● Request:
Look through the material and copy each line holding "America".

● Data for this exercise:
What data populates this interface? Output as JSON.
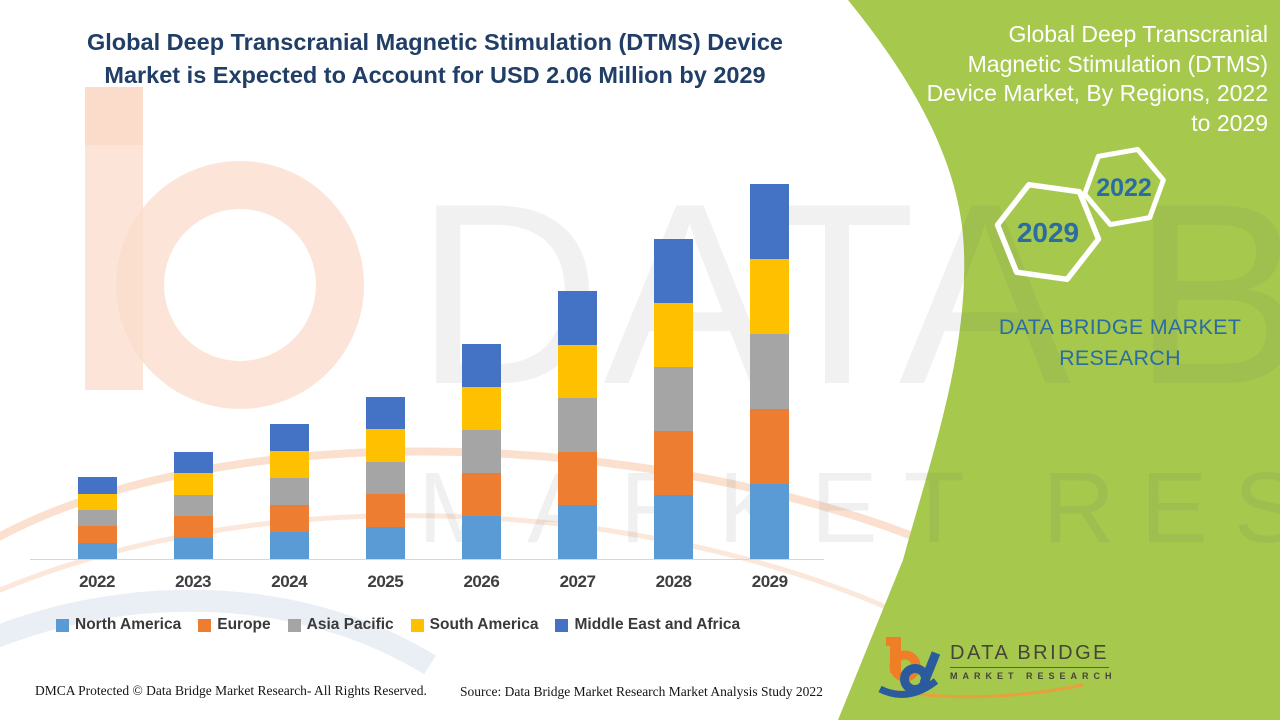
{
  "header": {
    "title_line1": "Global Deep Transcranial Magnetic Stimulation (DTMS) Device",
    "title_line2": "Market is Expected to Account for USD 2.06 Million by 2029"
  },
  "panel": {
    "background_color": "#a5c84d",
    "heading_lines": [
      "Global Deep Transcranial",
      "Magnetic Stimulation (DTMS)",
      "Device Market, By Regions, 2022",
      "to 2029"
    ],
    "hexagon_small_label": "2022",
    "hexagon_large_label": "2029",
    "caption_line1": "DATA BRIDGE MARKET",
    "caption_line2": "RESEARCH",
    "accent_text_color": "#2b6ca3"
  },
  "chart_data": {
    "type": "bar",
    "stacked": true,
    "title": "Global Deep Transcranial Magnetic Stimulation (DTMS) Device Market, By Regions, 2022 to 2029",
    "unit": "USD Million",
    "stated_value_label": "USD 2.06 Million by 2029",
    "categories": [
      "2022",
      "2023",
      "2024",
      "2025",
      "2026",
      "2027",
      "2028",
      "2029"
    ],
    "totals": [
      0.45,
      0.59,
      0.74,
      0.89,
      1.18,
      1.47,
      1.76,
      2.06
    ],
    "values_estimated": true,
    "series": [
      {
        "name": "North America",
        "color": "#5B9BD5",
        "values": [
          0.09,
          0.118,
          0.148,
          0.178,
          0.236,
          0.294,
          0.352,
          0.412
        ]
      },
      {
        "name": "Europe",
        "color": "#ED7D31",
        "values": [
          0.09,
          0.118,
          0.148,
          0.178,
          0.236,
          0.294,
          0.352,
          0.412
        ]
      },
      {
        "name": "Asia Pacific",
        "color": "#A5A5A5",
        "values": [
          0.09,
          0.118,
          0.148,
          0.178,
          0.236,
          0.294,
          0.352,
          0.412
        ]
      },
      {
        "name": "South America",
        "color": "#FFC000",
        "values": [
          0.09,
          0.118,
          0.148,
          0.178,
          0.236,
          0.294,
          0.352,
          0.412
        ]
      },
      {
        "name": "Middle East and Africa",
        "color": "#4472C4",
        "values": [
          0.09,
          0.118,
          0.148,
          0.178,
          0.236,
          0.294,
          0.352,
          0.412
        ]
      }
    ],
    "xlabel": "",
    "ylabel": "",
    "y_axis_visible": false,
    "gridlines": false,
    "legend_position": "bottom"
  },
  "watermark": {
    "big_text": "DATA BRIDGE",
    "sub_text": "MARKET RESEARCH"
  },
  "logo": {
    "title": "DATA BRIDGE",
    "subtitle": "MARKET  RESEARCH"
  },
  "footer": {
    "dmca": "DMCA Protected © Data Bridge Market Research- All Rights Reserved.",
    "source": "Source: Data Bridge Market Research Market Analysis Study 2022"
  }
}
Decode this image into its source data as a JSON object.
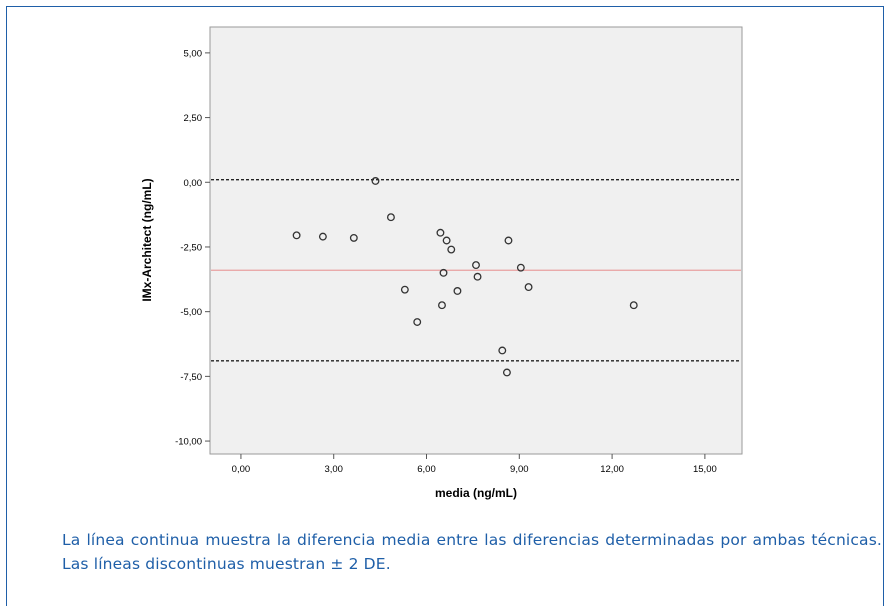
{
  "chart_data": {
    "type": "scatter",
    "title": "",
    "xlabel": "media (ng/mL)",
    "ylabel": "IMx-Architect (ng/mL)",
    "xlim": [
      -1.0,
      16.2
    ],
    "ylim": [
      -10.5,
      6.0
    ],
    "x_ticks": [
      0,
      3,
      6,
      9,
      12,
      15
    ],
    "x_tick_labels": [
      "0,00",
      "3,00",
      "6,00",
      "9,00",
      "12,00",
      "15,00"
    ],
    "y_ticks": [
      5,
      2.5,
      0,
      -2.5,
      -5,
      -7.5,
      -10
    ],
    "y_tick_labels": [
      "5,00",
      "2,50",
      "0,00",
      "-2,50",
      "-5,00",
      "-7,50",
      "-10,00"
    ],
    "grid": false,
    "points": [
      {
        "x": 1.8,
        "y": -2.05
      },
      {
        "x": 2.65,
        "y": -2.1
      },
      {
        "x": 3.65,
        "y": -2.15
      },
      {
        "x": 4.35,
        "y": 0.05
      },
      {
        "x": 4.85,
        "y": -1.35
      },
      {
        "x": 5.3,
        "y": -4.15
      },
      {
        "x": 5.7,
        "y": -5.4
      },
      {
        "x": 6.45,
        "y": -1.95
      },
      {
        "x": 6.5,
        "y": -4.75
      },
      {
        "x": 6.55,
        "y": -3.5
      },
      {
        "x": 6.65,
        "y": -2.25
      },
      {
        "x": 6.8,
        "y": -2.6
      },
      {
        "x": 7.0,
        "y": -4.2
      },
      {
        "x": 7.6,
        "y": -3.2
      },
      {
        "x": 7.65,
        "y": -3.65
      },
      {
        "x": 8.45,
        "y": -6.5
      },
      {
        "x": 8.6,
        "y": -7.35
      },
      {
        "x": 8.65,
        "y": -2.25
      },
      {
        "x": 9.05,
        "y": -3.3
      },
      {
        "x": 9.3,
        "y": -4.05
      },
      {
        "x": 12.7,
        "y": -4.75
      }
    ],
    "reference_lines": [
      {
        "kind": "solid",
        "y": -3.4,
        "color": "#e8a0a0"
      },
      {
        "kind": "dashed",
        "y": 0.1,
        "color": "#222222"
      },
      {
        "kind": "dashed",
        "y": -6.9,
        "color": "#222222"
      }
    ]
  },
  "caption": "La línea continua muestra la diferencia media entre las diferencias determinadas por ambas técnicas. Las líneas discontinuas muestran ± 2 DE.",
  "colors": {
    "plot_background": "#f0f0f0",
    "frame_border": "#1f5fa8",
    "caption_text": "#1f5fa8"
  }
}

● Task response:
        "name": "North America",
        "name": "South America",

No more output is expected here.